▸ Task requirements
Copy out word for word the lines in the records below, starting at the line that contains "637, 1299, 816]" and ending at the line that contains "348, 55, 364]", with both of those lines included.
* * *
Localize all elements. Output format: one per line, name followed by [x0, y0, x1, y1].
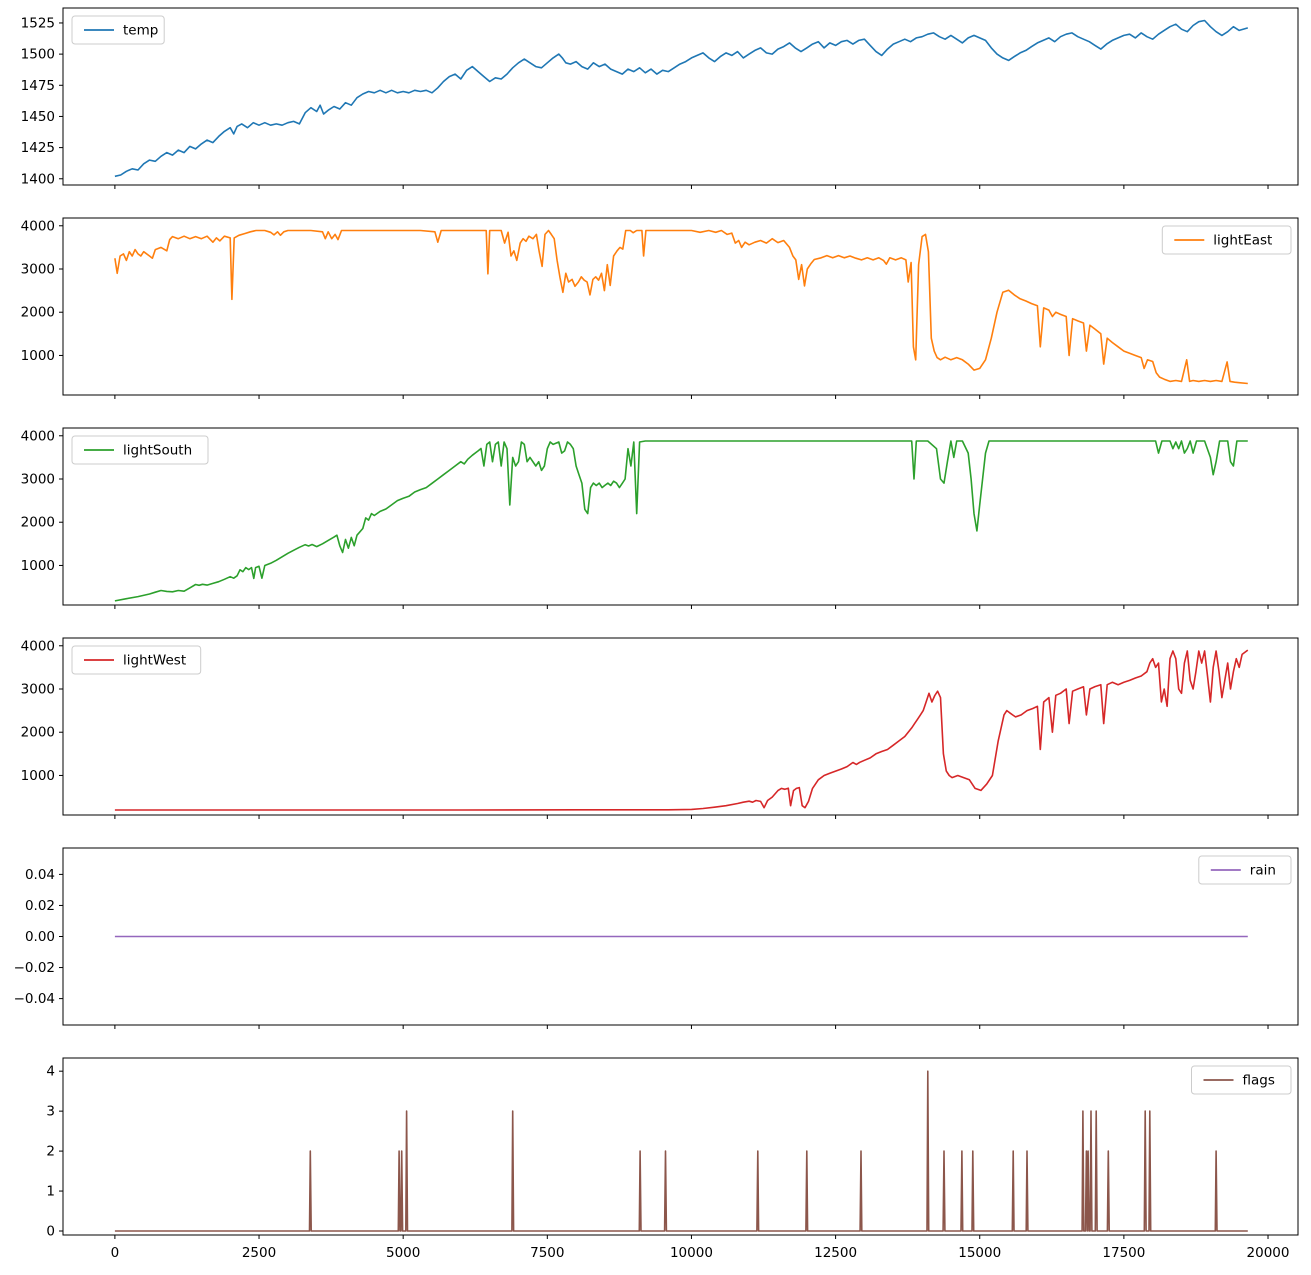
lightWest-axes-frame	[62, 637, 1299, 816]
temp-y-tick-label: 1475	[21, 78, 55, 94]
flags-y-tick-label: 2	[46, 1144, 55, 1160]
lightWest-x-axis-ticks	[114, 815, 1269, 819]
lightSouth-y-axis-ticks: 1000 2000 3000 4000	[21, 428, 63, 574]
lightSouth-x-axis-ticks	[114, 605, 1269, 609]
lightEast-y-tick-label: 2000	[21, 305, 55, 321]
x-tick-label: 2500	[242, 1245, 276, 1261]
lightSouth-legend-label: lightSouth	[123, 443, 192, 459]
x-tick-label: 12500	[814, 1245, 857, 1261]
rain-x-axis-ticks	[114, 1025, 1269, 1029]
subplot-lightSouth: 1000 2000 3000 4000 lightSouth	[21, 427, 1299, 609]
lightEast-y-axis-ticks: 1000 2000 3000 4000	[21, 218, 63, 364]
lightSouth-y-tick-label: 2000	[21, 515, 55, 531]
temp-y-tick-label: 1425	[21, 140, 55, 156]
lightSouth-y-tick-label: 1000	[21, 558, 55, 574]
lightWest-line	[114, 649, 1249, 811]
temp-y-tick-label: 1450	[21, 109, 55, 125]
rain-y-tick-label: −0.04	[14, 991, 55, 1007]
lightEast-y-tick-label: 3000	[21, 262, 55, 278]
lightSouth-legend: lightSouth	[71, 435, 209, 465]
x-tick-label: 5000	[386, 1245, 420, 1261]
lightWest-y-tick-label: 4000	[21, 638, 55, 654]
flags-line	[114, 1070, 1248, 1232]
x-tick-label: 10000	[670, 1245, 713, 1261]
flags-legend: flags	[1191, 1065, 1292, 1095]
temp-legend: temp	[71, 15, 165, 45]
x-tick-label: 7500	[530, 1245, 564, 1261]
subplot-lightEast: 1000 2000 3000 4000 lightEast	[21, 217, 1299, 399]
lightWest-y-tick-label: 1000	[21, 768, 55, 784]
flags-legend-label: flags	[1243, 1073, 1275, 1089]
lightEast-x-axis-ticks	[114, 395, 1269, 399]
temp-legend-label: temp	[123, 23, 158, 39]
lightSouth-y-tick-label: 4000	[21, 428, 55, 444]
lightSouth-y-tick-label: 3000	[21, 472, 55, 488]
lightEast-y-tick-label: 1000	[21, 348, 55, 364]
flags-x-axis-ticks: 0 2500 5000 7500 10000 12500 15000 17500 20000	[111, 1235, 1290, 1261]
temp-y-tick-label: 1500	[21, 47, 55, 63]
lightSouth-line	[114, 440, 1248, 602]
x-tick-label: 15000	[958, 1245, 1001, 1261]
flags-y-axis-ticks: 0 1 2 3 4	[46, 1064, 63, 1240]
temp-y-tick-label: 1525	[21, 15, 55, 31]
temp-line	[114, 19, 1249, 178]
flags-y-tick-label: 1	[46, 1184, 55, 1200]
flags-y-tick-label: 3	[46, 1104, 55, 1120]
temp-axes-frame	[62, 7, 1299, 186]
lightEast-axes-frame	[62, 217, 1299, 396]
lightWest-y-tick-label: 3000	[21, 682, 55, 698]
x-tick-label: 17500	[1102, 1245, 1145, 1261]
flags-y-tick-label: 4	[46, 1064, 55, 1080]
subplot-flags: 0 1 2 3 4 0 2500 5000 7500 10000 12500 15000 17500 20…	[46, 1057, 1299, 1261]
rain-legend: rain	[1198, 855, 1292, 885]
rain-y-axis-ticks: −0.04 −0.02 0.00 0.02 0.04	[14, 867, 63, 1007]
lightEast-line	[114, 229, 1248, 385]
subplot-temp: 1400 1425 1450 1475 1500 1525 temp	[21, 7, 1299, 189]
lightEast-y-tick-label: 4000	[21, 218, 55, 234]
lightEast-legend-label: lightEast	[1213, 233, 1272, 249]
lightSouth-axes-frame	[62, 427, 1299, 606]
subplot-rain: −0.04 −0.02 0.00 0.02 0.04 rain	[14, 847, 1299, 1029]
lightWest-legend: lightWest	[71, 645, 202, 675]
lightWest-legend-label: lightWest	[123, 653, 186, 669]
x-tick-label: 0	[111, 1245, 120, 1261]
temp-y-tick-label: 1400	[21, 171, 55, 187]
x-tick-label: 20000	[1247, 1245, 1290, 1261]
rain-y-tick-label: 0.02	[25, 898, 55, 914]
rain-legend-label: rain	[1250, 863, 1276, 879]
rain-y-tick-label: 0.00	[25, 929, 55, 945]
temp-y-axis-ticks: 1400 1425 1450 1475 1500 1525	[21, 15, 63, 187]
lightEast-legend: lightEast	[1161, 225, 1292, 255]
temp-x-axis-ticks	[114, 185, 1269, 189]
lightWest-y-axis-ticks: 1000 2000 3000 4000	[21, 638, 63, 784]
subplot-lightWest: 1000 2000 3000 4000 lightWest	[21, 637, 1299, 819]
rain-y-tick-label: 0.04	[25, 867, 55, 883]
rain-y-tick-label: −0.02	[14, 960, 55, 976]
flags-y-tick-label: 0	[46, 1224, 55, 1240]
flags-axes-frame	[62, 1057, 1299, 1236]
lightWest-y-tick-label: 2000	[21, 725, 55, 741]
* * *
▸ Task answer
lightWest-axes-frame	[62, 637, 1299, 816]
temp-y-tick-label: 1475	[21, 78, 55, 94]
flags-y-tick-label: 2	[46, 1144, 55, 1160]
lightWest-x-axis-ticks	[114, 815, 1269, 819]
lightSouth-y-axis-ticks: 1000 2000 3000 4000	[21, 428, 63, 574]
lightSouth-x-axis-ticks	[114, 605, 1269, 609]
lightEast-y-tick-label: 2000	[21, 305, 55, 321]
x-tick-label: 2500	[242, 1245, 276, 1261]
lightSouth-legend-label: lightSouth	[123, 443, 192, 459]
x-tick-label: 12500	[814, 1245, 857, 1261]
rain-x-axis-ticks	[114, 1025, 1269, 1029]
subplot-lightSouth: 1000 2000 3000 4000 lightSouth	[21, 427, 1299, 609]
lightEast-y-axis-ticks: 1000 2000 3000 4000	[21, 218, 63, 364]
lightSouth-y-tick-label: 2000	[21, 515, 55, 531]
temp-y-tick-label: 1425	[21, 140, 55, 156]
lightSouth-y-tick-label: 1000	[21, 558, 55, 574]
lightWest-line	[114, 649, 1249, 811]
temp-y-tick-label: 1450	[21, 109, 55, 125]
rain-y-tick-label: −0.04	[14, 991, 55, 1007]
lightEast-y-tick-label: 3000	[21, 262, 55, 278]
lightSouth-legend: lightSouth	[71, 435, 209, 465]
x-tick-label: 5000	[386, 1245, 420, 1261]
lightWest-y-tick-label: 4000	[21, 638, 55, 654]
flags-line	[114, 1070, 1248, 1232]
x-tick-label: 10000	[670, 1245, 713, 1261]
flags-legend: flags	[1191, 1065, 1292, 1095]
temp-legend: temp	[71, 15, 165, 45]
x-tick-label: 7500	[530, 1245, 564, 1261]
subplot-lightEast: 1000 2000 3000 4000 lightEast	[21, 217, 1299, 399]
lightWest-y-tick-label: 1000	[21, 768, 55, 784]
flags-legend-label: flags	[1243, 1073, 1275, 1089]
lightEast-x-axis-ticks	[114, 395, 1269, 399]
temp-legend-label: temp	[123, 23, 158, 39]
lightSouth-y-tick-label: 4000	[21, 428, 55, 444]
lightSouth-y-tick-label: 3000	[21, 472, 55, 488]
lightEast-y-tick-label: 1000	[21, 348, 55, 364]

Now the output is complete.